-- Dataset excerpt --
────

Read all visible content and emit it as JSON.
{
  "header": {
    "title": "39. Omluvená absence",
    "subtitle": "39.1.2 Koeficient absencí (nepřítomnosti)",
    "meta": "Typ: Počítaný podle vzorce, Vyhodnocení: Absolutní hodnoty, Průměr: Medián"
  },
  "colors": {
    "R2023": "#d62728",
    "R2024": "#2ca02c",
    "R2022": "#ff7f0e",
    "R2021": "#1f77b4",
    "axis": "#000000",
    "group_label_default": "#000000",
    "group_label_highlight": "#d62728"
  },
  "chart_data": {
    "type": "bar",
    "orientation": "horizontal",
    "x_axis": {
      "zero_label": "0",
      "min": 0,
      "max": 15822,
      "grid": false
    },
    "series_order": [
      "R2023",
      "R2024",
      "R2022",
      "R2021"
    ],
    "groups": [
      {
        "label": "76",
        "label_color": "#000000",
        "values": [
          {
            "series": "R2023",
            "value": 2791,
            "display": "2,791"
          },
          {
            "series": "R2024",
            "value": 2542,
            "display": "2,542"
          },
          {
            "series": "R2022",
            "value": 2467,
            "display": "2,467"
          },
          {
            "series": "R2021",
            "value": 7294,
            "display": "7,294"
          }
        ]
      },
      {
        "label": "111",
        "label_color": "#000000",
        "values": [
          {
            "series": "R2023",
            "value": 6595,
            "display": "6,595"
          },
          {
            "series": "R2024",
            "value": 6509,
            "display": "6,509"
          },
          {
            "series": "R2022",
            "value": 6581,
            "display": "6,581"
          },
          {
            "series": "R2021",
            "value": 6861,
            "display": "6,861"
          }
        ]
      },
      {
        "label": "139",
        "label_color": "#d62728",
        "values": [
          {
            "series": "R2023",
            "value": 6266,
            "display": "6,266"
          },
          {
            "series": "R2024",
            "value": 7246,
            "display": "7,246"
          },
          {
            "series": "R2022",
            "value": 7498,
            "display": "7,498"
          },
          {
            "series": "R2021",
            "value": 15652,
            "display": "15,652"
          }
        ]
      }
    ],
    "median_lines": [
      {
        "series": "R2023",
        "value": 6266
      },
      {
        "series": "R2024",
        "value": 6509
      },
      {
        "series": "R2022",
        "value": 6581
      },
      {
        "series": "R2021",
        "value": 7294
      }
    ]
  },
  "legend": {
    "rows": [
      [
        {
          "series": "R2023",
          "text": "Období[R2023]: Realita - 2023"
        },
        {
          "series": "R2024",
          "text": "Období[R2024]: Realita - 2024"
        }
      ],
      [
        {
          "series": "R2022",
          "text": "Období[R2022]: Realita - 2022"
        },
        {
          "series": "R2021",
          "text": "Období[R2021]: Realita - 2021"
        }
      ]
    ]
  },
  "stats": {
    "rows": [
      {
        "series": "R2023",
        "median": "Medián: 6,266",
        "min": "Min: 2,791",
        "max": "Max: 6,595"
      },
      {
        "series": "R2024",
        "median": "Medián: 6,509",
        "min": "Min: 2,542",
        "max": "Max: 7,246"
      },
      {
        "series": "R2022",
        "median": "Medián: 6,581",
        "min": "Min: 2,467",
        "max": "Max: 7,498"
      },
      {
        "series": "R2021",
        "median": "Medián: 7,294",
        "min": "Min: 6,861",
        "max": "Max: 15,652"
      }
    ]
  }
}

────

-- Goal --
Where a line of the entries contains the word "Realita", copy that line.

-- Output for this task --
          "text": "Období[R2023]: Realita - 2023"
          "text": "Období[R2024]: Realita - 2024"
          "text": "Období[R2022]: Realita - 2022"
          "text": "Období[R2021]: Realita - 2021"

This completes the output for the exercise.